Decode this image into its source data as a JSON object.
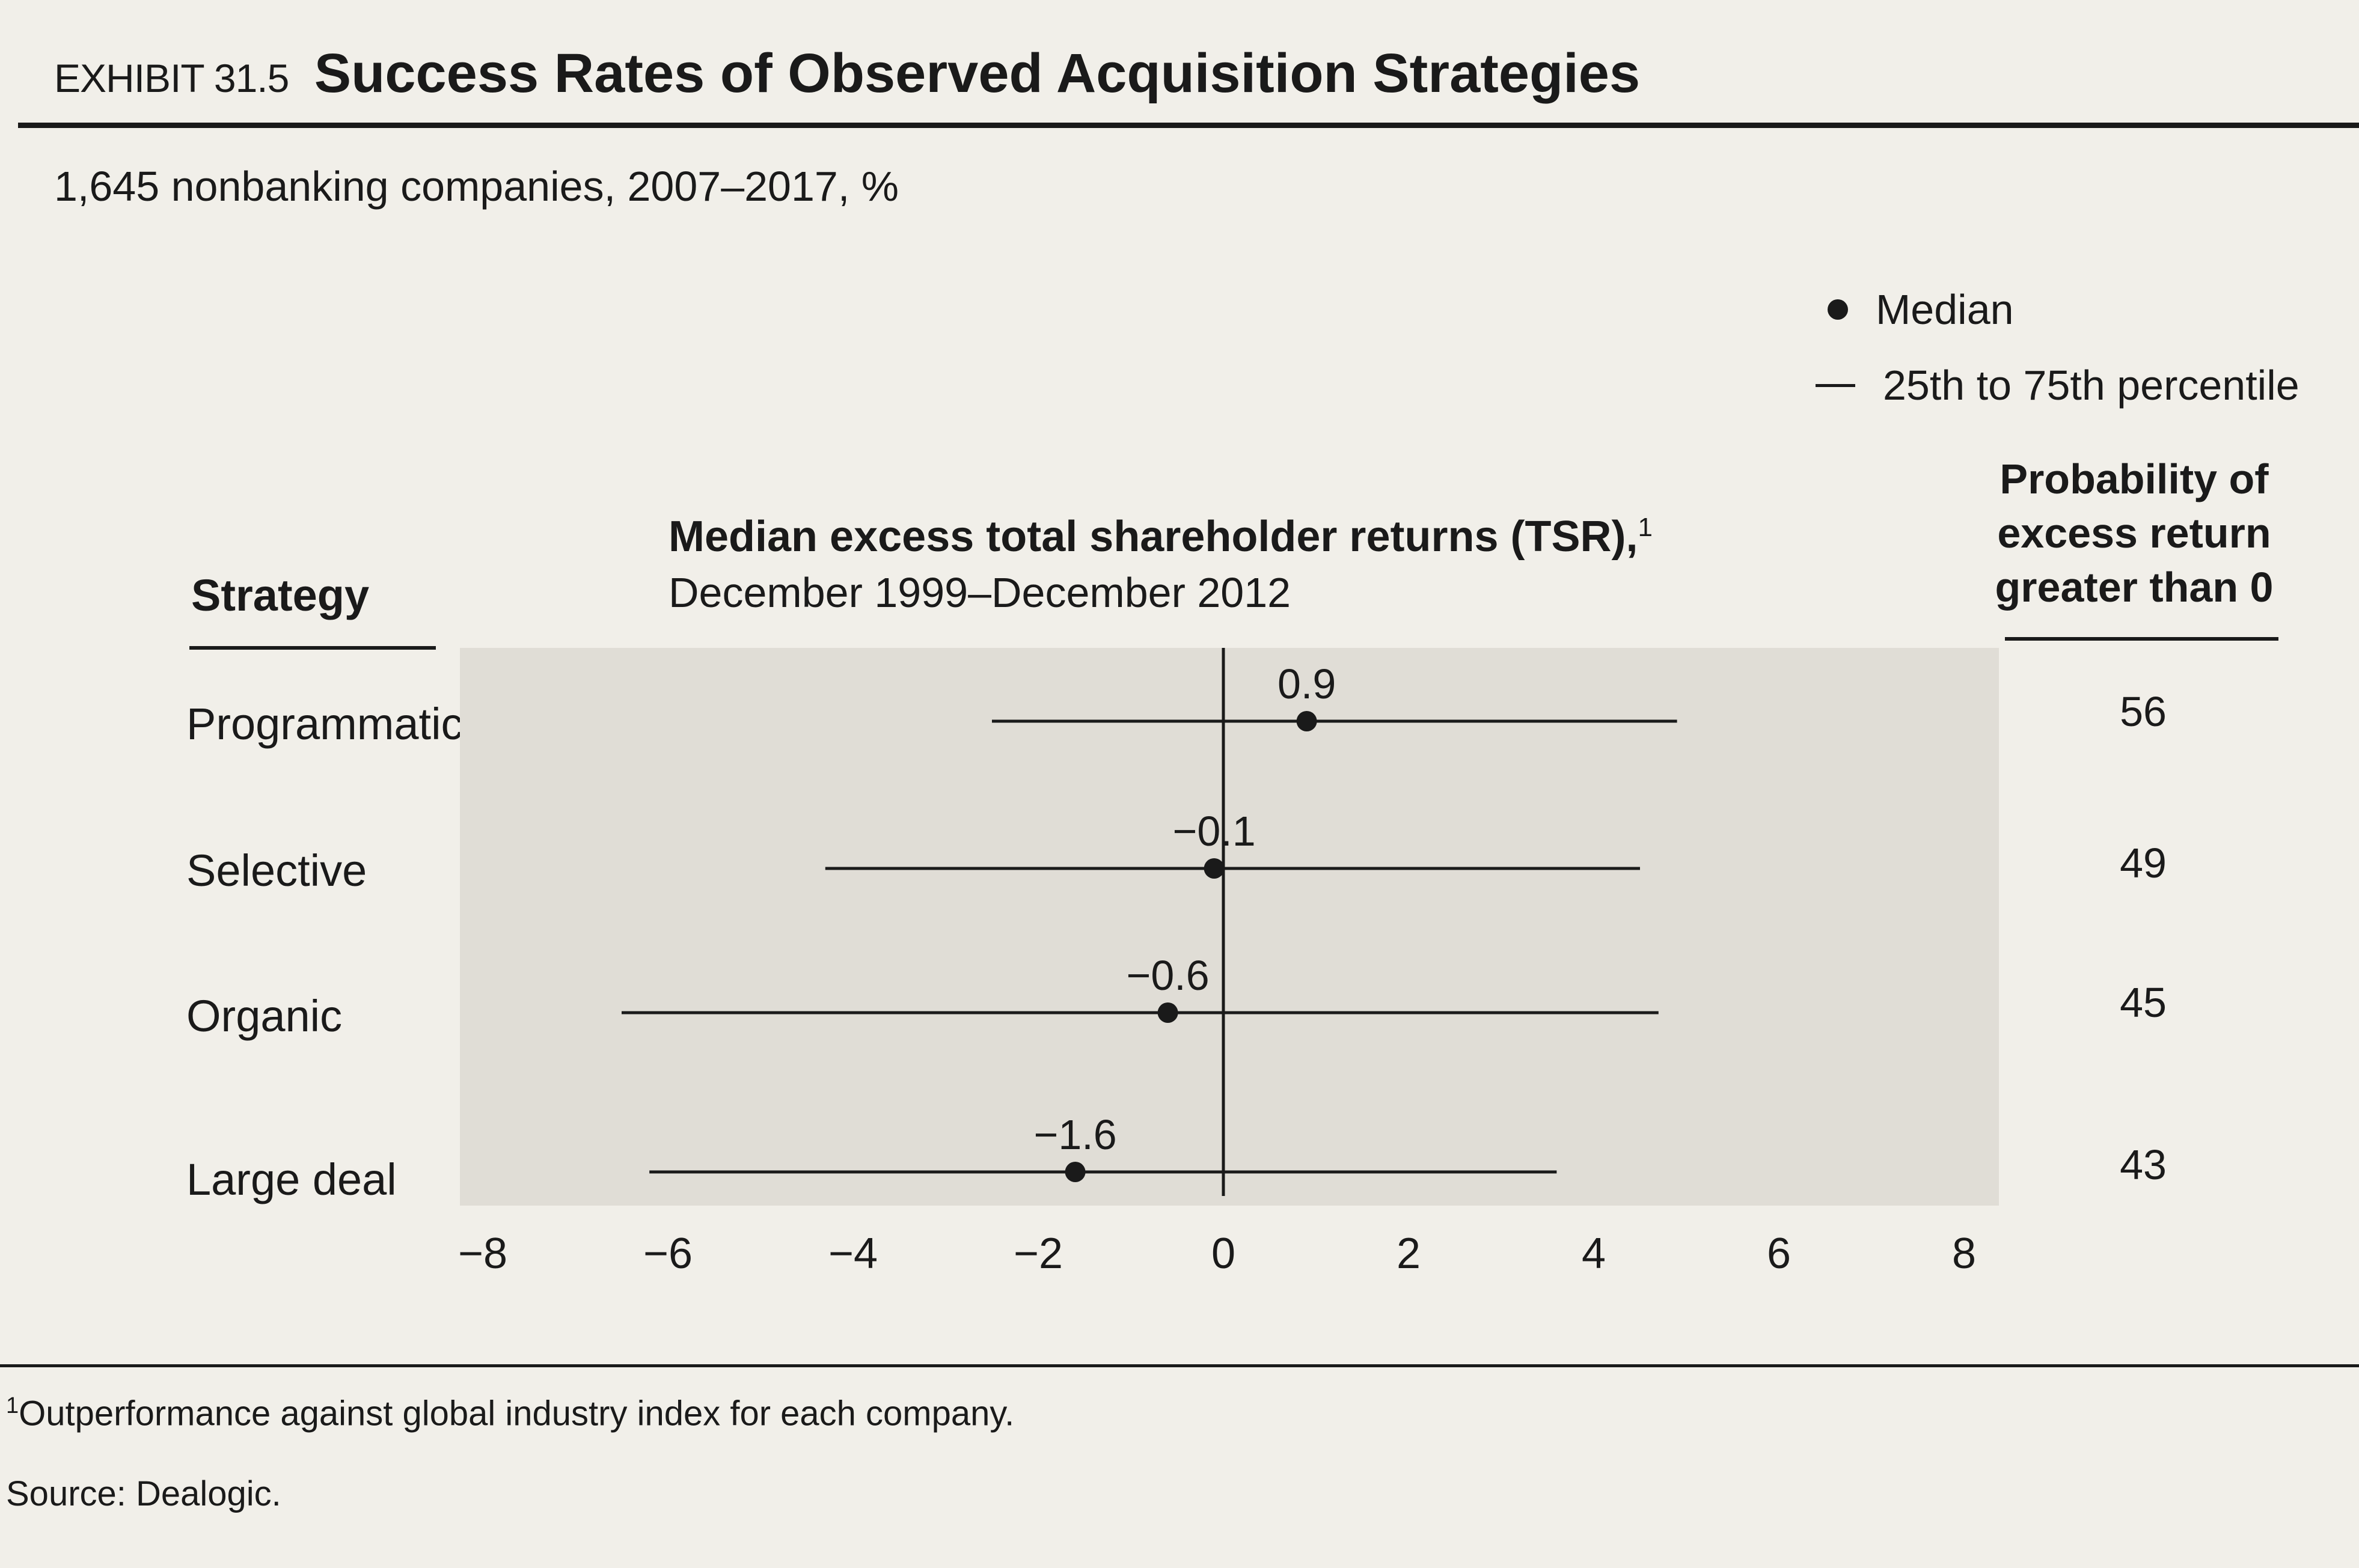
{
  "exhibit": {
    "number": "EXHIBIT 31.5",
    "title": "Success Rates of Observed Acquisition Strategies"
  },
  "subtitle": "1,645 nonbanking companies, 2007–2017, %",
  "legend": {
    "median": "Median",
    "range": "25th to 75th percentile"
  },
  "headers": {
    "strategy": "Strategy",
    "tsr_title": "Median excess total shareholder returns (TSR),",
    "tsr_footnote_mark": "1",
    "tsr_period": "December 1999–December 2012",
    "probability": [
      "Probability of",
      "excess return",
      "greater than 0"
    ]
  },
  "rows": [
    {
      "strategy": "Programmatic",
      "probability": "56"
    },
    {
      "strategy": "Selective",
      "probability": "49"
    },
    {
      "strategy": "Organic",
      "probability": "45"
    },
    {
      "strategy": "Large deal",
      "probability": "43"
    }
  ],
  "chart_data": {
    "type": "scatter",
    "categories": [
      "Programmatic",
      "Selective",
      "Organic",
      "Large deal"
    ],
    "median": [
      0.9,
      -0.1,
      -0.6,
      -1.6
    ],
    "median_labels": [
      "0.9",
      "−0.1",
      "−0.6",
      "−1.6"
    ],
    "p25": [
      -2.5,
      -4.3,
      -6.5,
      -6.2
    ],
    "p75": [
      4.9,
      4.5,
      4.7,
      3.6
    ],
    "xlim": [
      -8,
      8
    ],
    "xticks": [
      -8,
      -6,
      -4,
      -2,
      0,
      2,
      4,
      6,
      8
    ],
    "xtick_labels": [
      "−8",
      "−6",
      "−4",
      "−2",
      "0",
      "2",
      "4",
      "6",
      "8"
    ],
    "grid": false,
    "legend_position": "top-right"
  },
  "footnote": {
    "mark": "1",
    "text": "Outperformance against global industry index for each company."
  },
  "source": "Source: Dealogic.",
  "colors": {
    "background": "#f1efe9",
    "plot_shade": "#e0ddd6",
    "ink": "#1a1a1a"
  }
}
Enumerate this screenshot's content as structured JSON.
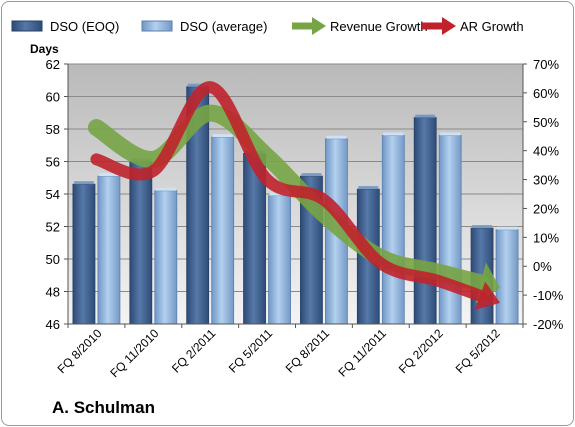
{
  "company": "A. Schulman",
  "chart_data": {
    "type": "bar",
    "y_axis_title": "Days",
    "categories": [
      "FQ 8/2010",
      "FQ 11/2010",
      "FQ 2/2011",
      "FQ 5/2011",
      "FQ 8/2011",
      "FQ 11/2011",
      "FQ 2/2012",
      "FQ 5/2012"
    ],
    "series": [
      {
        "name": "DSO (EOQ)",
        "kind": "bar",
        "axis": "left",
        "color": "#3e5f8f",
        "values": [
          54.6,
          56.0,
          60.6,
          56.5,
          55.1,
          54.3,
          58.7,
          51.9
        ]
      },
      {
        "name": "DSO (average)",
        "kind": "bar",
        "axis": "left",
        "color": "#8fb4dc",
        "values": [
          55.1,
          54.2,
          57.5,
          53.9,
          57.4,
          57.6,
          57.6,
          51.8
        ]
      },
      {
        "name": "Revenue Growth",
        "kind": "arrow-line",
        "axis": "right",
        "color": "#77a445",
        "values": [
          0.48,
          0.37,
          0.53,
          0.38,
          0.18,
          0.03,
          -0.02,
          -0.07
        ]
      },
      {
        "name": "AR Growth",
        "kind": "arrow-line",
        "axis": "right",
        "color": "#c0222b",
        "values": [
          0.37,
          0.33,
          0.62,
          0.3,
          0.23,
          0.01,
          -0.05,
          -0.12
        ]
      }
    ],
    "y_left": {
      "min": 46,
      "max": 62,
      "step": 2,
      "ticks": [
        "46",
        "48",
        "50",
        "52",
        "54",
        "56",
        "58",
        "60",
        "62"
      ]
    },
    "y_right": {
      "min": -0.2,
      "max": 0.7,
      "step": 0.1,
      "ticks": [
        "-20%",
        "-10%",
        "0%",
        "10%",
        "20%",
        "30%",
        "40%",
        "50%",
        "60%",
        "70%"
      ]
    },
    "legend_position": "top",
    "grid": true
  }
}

____________

Your copy should hold every record word for word and none of the pictures.

Decode this image into its source data as a JSON object.
{
  "exhibit": {
    "number": "EXHIBIT 31.5",
    "title": "Success Rates of Observed Acquisition Strategies"
  },
  "subtitle": "1,645 nonbanking companies, 2007–2017, %",
  "legend": {
    "median": "Median",
    "range": "25th to 75th percentile"
  },
  "headers": {
    "strategy": "Strategy",
    "tsr_title": "Median excess total shareholder returns (TSR),",
    "tsr_footnote_mark": "1",
    "tsr_period": "December 1999–December 2012",
    "probability": [
      "Probability of",
      "excess return",
      "greater than 0"
    ]
  },
  "rows": [
    {
      "strategy": "Programmatic",
      "probability": "56"
    },
    {
      "strategy": "Selective",
      "probability": "49"
    },
    {
      "strategy": "Organic",
      "probability": "45"
    },
    {
      "strategy": "Large deal",
      "probability": "43"
    }
  ],
  "chart_data": {
    "type": "scatter",
    "categories": [
      "Programmatic",
      "Selective",
      "Organic",
      "Large deal"
    ],
    "median": [
      0.9,
      -0.1,
      -0.6,
      -1.6
    ],
    "median_labels": [
      "0.9",
      "−0.1",
      "−0.6",
      "−1.6"
    ],
    "p25": [
      -2.5,
      -4.3,
      -6.5,
      -6.2
    ],
    "p75": [
      4.9,
      4.5,
      4.7,
      3.6
    ],
    "xlim": [
      -8,
      8
    ],
    "xticks": [
      -8,
      -6,
      -4,
      -2,
      0,
      2,
      4,
      6,
      8
    ],
    "xtick_labels": [
      "−8",
      "−6",
      "−4",
      "−2",
      "0",
      "2",
      "4",
      "6",
      "8"
    ],
    "grid": false,
    "legend_position": "top-right"
  },
  "footnote": {
    "mark": "1",
    "text": "Outperformance against global industry index for each company."
  },
  "source": "Source: Dealogic.",
  "colors": {
    "background": "#f1efe9",
    "plot_shade": "#e0ddd6",
    "ink": "#1a1a1a"
  }
}
Enumerate this screenshot's content as structured JSON.
{
  "company": "A. Schulman",
  "chart_data": {
    "type": "bar",
    "y_axis_title": "Days",
    "categories": [
      "FQ 8/2010",
      "FQ 11/2010",
      "FQ 2/2011",
      "FQ 5/2011",
      "FQ 8/2011",
      "FQ 11/2011",
      "FQ 2/2012",
      "FQ 5/2012"
    ],
    "series": [
      {
        "name": "DSO (EOQ)",
        "kind": "bar",
        "axis": "left",
        "color": "#3e5f8f",
        "values": [
          54.6,
          56.0,
          60.6,
          56.5,
          55.1,
          54.3,
          58.7,
          51.9
        ]
      },
      {
        "name": "DSO (average)",
        "kind": "bar",
        "axis": "left",
        "color": "#8fb4dc",
        "values": [
          55.1,
          54.2,
          57.5,
          53.9,
          57.4,
          57.6,
          57.6,
          51.8
        ]
      },
      {
        "name": "Revenue Growth",
        "kind": "arrow-line",
        "axis": "right",
        "color": "#77a445",
        "values": [
          0.48,
          0.37,
          0.53,
          0.38,
          0.18,
          0.03,
          -0.02,
          -0.07
        ]
      },
      {
        "name": "AR Growth",
        "kind": "arrow-line",
        "axis": "right",
        "color": "#c0222b",
        "values": [
          0.37,
          0.33,
          0.62,
          0.3,
          0.23,
          0.01,
          -0.05,
          -0.12
        ]
      }
    ],
    "y_left": {
      "min": 46,
      "max": 62,
      "step": 2,
      "ticks": [
        "46",
        "48",
        "50",
        "52",
        "54",
        "56",
        "58",
        "60",
        "62"
      ]
    },
    "y_right": {
      "min": -0.2,
      "max": 0.7,
      "step": 0.1,
      "ticks": [
        "-20%",
        "-10%",
        "0%",
        "10%",
        "20%",
        "30%",
        "40%",
        "50%",
        "60%",
        "70%"
      ]
    },
    "legend_position": "top",
    "grid": true
  }
}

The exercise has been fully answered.